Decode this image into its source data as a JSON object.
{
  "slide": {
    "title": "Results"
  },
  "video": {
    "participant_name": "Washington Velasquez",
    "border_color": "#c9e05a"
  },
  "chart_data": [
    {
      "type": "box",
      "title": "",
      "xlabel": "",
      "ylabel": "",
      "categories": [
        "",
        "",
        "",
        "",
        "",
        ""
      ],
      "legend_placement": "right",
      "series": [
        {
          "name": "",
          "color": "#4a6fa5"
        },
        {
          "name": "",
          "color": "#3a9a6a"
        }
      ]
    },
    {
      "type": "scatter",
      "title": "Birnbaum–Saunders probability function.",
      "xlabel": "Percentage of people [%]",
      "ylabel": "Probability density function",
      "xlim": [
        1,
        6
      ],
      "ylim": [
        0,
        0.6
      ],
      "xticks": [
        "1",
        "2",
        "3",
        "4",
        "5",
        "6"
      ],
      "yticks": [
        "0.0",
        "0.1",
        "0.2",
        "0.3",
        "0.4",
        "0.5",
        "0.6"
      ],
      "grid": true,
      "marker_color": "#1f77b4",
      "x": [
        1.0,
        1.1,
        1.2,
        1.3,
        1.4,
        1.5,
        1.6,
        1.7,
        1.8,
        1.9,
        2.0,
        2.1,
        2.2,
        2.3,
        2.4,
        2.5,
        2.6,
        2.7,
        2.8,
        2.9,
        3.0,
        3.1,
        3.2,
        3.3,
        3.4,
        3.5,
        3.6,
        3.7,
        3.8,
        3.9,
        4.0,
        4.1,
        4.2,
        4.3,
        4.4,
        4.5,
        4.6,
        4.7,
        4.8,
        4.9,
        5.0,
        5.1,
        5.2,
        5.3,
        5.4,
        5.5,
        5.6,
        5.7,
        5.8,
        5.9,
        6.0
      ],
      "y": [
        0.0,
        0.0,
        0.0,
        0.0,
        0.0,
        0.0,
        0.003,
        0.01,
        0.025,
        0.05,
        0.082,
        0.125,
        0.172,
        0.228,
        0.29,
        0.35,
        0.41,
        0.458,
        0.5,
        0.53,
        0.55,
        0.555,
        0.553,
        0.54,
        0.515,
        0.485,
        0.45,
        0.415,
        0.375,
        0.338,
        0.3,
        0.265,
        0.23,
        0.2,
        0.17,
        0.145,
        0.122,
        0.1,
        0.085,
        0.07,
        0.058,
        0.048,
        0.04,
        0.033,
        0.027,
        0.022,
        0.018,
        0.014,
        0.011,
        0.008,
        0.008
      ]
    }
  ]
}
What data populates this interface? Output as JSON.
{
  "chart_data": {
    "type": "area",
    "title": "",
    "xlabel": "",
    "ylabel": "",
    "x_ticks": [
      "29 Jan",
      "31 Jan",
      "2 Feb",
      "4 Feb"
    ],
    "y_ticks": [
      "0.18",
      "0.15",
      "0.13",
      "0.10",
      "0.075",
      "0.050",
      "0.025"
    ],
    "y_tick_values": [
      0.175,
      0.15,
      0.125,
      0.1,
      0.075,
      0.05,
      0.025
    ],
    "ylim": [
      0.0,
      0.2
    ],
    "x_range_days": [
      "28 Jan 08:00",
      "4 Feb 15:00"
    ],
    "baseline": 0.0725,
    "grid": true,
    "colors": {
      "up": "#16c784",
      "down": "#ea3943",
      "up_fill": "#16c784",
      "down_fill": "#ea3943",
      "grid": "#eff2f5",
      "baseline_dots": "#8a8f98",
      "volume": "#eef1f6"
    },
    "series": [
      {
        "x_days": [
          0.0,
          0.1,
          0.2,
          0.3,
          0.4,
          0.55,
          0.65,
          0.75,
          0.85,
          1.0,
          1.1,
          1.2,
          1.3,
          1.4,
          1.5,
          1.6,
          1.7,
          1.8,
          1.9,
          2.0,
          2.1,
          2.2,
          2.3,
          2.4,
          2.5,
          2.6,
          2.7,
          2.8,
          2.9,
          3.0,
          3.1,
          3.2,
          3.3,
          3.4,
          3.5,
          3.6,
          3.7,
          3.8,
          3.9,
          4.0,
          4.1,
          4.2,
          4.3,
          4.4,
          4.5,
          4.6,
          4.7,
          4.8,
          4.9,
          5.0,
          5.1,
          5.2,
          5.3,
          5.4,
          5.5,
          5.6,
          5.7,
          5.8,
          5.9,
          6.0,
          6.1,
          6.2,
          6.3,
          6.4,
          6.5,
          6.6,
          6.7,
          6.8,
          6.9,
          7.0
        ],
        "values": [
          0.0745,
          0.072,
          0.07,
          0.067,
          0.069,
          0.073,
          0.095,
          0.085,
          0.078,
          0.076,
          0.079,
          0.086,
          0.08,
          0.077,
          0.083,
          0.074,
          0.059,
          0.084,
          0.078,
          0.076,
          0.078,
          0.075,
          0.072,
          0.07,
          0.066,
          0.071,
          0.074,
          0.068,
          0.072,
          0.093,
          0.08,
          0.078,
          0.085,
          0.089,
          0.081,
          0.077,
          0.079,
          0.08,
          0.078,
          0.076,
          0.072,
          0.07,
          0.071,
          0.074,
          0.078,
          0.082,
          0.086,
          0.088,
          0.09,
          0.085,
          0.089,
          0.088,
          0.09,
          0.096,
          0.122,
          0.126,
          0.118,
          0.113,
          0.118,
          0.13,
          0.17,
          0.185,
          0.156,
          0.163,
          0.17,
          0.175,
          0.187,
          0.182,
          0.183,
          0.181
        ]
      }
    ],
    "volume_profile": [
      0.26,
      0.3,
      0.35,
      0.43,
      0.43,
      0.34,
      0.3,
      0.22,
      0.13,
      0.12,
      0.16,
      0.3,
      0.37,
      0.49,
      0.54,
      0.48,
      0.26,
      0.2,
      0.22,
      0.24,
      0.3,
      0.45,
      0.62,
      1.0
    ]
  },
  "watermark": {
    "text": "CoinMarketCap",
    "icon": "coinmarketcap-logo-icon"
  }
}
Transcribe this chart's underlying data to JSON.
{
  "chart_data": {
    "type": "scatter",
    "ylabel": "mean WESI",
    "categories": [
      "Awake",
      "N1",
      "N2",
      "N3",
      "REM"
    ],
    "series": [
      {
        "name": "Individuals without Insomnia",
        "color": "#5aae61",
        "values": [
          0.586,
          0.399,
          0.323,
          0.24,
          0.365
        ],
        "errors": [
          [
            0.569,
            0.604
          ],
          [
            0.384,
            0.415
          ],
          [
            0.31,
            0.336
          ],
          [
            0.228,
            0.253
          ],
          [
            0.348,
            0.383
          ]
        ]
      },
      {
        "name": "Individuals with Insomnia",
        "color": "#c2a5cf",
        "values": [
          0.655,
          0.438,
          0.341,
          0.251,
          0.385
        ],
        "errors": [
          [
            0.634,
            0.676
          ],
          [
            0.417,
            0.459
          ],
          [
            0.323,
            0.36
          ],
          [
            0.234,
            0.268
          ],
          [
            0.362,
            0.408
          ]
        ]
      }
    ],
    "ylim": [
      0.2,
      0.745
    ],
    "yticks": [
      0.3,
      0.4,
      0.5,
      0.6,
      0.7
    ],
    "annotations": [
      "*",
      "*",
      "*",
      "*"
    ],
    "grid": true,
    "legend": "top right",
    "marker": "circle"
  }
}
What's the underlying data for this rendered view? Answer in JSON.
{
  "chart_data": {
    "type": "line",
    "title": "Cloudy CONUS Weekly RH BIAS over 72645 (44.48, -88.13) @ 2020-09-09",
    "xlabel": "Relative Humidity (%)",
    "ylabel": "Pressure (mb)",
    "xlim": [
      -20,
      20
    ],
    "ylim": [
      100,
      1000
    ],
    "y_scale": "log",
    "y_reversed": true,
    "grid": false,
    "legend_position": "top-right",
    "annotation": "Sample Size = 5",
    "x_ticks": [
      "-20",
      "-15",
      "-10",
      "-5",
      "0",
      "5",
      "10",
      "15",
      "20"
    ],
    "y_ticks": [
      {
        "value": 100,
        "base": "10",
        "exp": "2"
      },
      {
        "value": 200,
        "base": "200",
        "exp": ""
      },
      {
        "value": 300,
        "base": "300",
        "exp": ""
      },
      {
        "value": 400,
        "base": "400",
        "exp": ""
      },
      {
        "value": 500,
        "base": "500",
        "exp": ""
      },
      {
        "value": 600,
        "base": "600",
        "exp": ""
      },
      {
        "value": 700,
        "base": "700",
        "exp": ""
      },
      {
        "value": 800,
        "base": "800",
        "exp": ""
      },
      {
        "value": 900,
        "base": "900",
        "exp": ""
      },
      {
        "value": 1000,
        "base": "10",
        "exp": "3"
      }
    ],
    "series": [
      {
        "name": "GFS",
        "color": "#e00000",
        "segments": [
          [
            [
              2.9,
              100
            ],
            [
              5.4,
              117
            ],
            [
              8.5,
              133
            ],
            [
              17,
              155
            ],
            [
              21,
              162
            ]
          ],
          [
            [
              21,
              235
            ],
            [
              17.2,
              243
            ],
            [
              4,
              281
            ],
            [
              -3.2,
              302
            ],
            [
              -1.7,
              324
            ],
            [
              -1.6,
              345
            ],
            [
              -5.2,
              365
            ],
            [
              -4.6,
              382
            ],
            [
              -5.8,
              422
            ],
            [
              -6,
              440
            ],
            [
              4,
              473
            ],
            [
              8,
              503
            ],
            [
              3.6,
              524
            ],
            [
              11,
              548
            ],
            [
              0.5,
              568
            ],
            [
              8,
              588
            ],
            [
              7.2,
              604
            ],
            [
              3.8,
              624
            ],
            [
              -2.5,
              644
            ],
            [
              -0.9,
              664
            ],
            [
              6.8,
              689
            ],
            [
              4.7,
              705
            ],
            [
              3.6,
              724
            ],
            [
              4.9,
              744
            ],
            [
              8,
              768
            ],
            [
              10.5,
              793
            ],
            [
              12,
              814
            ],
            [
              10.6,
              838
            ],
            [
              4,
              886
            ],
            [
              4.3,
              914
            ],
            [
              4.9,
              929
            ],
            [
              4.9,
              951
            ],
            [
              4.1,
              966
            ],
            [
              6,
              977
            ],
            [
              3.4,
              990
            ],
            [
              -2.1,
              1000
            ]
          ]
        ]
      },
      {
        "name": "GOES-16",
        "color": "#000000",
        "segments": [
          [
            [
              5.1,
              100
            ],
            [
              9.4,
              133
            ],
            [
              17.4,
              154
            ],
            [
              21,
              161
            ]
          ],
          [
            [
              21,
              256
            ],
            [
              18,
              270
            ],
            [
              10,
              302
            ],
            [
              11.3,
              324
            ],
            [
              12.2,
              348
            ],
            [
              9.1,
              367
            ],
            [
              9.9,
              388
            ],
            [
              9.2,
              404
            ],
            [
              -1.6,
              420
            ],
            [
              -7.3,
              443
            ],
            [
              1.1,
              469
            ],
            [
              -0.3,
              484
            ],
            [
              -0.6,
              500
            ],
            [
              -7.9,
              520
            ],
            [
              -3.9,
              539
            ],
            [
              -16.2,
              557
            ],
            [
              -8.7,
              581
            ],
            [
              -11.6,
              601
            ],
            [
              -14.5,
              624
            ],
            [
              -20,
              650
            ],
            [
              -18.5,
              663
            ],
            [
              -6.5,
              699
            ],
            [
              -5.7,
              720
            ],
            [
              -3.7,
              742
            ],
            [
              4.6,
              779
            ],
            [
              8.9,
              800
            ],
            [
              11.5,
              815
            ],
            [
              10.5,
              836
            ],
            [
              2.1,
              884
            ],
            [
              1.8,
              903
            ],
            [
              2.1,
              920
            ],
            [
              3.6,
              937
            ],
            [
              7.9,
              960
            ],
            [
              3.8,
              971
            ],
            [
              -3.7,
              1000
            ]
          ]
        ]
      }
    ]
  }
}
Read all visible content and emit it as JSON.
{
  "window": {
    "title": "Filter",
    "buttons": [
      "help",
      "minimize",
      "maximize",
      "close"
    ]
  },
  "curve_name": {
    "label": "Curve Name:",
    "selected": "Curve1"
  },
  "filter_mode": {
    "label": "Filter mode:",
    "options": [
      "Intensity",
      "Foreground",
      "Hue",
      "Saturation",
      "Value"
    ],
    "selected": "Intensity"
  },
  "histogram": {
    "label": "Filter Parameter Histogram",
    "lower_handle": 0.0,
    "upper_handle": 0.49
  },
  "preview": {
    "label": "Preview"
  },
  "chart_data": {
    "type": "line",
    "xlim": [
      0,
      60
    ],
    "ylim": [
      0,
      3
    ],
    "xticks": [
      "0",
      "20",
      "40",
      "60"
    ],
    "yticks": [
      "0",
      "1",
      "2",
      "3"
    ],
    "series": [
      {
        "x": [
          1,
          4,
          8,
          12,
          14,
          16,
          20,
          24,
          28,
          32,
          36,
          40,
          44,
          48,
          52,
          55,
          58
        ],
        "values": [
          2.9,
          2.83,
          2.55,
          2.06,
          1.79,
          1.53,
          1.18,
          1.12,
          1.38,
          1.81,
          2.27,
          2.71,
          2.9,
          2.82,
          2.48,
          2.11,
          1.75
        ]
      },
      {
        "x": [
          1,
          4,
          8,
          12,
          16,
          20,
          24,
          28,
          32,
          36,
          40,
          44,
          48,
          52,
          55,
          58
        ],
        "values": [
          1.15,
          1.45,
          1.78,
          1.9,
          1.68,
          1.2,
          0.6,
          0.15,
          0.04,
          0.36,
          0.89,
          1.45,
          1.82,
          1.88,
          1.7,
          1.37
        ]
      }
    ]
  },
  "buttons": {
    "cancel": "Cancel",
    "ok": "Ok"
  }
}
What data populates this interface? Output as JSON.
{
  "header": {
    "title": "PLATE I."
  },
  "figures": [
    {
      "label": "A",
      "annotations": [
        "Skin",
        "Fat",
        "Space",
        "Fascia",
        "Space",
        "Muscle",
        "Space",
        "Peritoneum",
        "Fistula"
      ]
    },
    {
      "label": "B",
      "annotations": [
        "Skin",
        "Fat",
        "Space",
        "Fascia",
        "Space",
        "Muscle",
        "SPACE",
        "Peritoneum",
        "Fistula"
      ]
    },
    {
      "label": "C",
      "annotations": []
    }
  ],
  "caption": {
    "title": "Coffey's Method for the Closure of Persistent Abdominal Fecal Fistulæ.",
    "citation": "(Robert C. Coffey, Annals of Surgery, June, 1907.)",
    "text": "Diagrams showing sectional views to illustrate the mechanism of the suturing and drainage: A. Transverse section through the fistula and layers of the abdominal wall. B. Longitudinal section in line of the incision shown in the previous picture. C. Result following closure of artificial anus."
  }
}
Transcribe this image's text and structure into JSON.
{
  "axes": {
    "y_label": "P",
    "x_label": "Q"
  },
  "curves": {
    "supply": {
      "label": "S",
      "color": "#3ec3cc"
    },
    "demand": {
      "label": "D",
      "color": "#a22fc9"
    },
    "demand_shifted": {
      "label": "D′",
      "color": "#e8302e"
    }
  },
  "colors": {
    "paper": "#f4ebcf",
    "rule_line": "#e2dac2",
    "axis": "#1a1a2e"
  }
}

> **TO BE DONE**: Show the lines of the material that contain the word "Transcribe".

> **RESULT**:
Transcribe this chart's underlying data to JSON.
Transcribe this image's text and structure into JSON.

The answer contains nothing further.